Directive
What is needed here is an exact copy of every entry.

Data for the task
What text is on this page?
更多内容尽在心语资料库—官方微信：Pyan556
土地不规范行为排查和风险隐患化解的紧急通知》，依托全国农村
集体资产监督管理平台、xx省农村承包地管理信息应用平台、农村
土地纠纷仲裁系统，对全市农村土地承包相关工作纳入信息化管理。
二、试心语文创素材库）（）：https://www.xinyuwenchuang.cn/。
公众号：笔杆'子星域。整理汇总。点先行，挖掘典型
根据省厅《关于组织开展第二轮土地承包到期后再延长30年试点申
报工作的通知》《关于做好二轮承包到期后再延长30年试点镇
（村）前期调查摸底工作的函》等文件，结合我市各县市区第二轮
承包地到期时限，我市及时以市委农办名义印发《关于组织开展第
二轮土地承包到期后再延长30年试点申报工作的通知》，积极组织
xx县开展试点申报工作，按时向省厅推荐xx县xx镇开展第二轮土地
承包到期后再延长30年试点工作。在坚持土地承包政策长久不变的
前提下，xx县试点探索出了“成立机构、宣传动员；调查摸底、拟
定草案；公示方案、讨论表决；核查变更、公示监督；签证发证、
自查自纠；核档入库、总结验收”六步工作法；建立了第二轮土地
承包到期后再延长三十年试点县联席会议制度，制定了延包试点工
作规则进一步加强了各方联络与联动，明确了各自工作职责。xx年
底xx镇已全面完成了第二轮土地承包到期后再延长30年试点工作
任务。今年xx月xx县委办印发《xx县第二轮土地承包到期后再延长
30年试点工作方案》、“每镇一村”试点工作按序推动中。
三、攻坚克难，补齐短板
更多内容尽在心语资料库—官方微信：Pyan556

Reply
What text is on this page?
更多内容尽在心语资料库—官方微信：Pyan556
土地不规范行为排查和风险隐患化解的紧急通知》，依托全国农村
集体资产监督管理平台、xx省农村承包地管理信息应用平台、农村
土地纠纷仲裁系统，对全市农村土地承包相关工作纳入信息化管理。
二、试心语文创素材库）（）：https://www.xinyuwenchuang.cn/。
公众号：笔杆'子星域。整理汇总。点先行，挖掘典型
根据省厅《关于组织开展第二轮土地承包到期后再延长30年试点申
报工作的通知》《关于做好二轮承包到期后再延长30年试点镇
（村）前期调查摸底工作的函》等文件，结合我市各县市区第二轮
承包地到期时限，我市及时以市委农办名义印发《关于组织开展第
二轮土地承包到期后再延长30年试点申报工作的通知》，积极组织
xx县开展试点申报工作，按时向省厅推荐xx县xx镇开展第二轮土地
承包到期后再延长30年试点工作。在坚持土地承包政策长久不变的
前提下，xx县试点探索出了“成立机构、宣传动员；调查摸底、拟
定草案；公示方案、讨论表决；核查变更、公示监督；签证发证、
自查自纠；核档入库、总结验收”六步工作法；建立了第二轮土地
承包到期后再延长三十年试点县联席会议制度，制定了延包试点工
作规则进一步加强了各方联络与联动，明确了各自工作职责。xx年
底xx镇已全面完成了第二轮土地承包到期后再延长30年试点工作
任务。今年xx月xx县委办印发《xx县第二轮土地承包到期后再延长
30年试点工作方案》、“每镇一村”试点工作按序推动中。
三、攻坚克难，补齐短板
更多内容尽在心语资料库—官方微信：Pyan556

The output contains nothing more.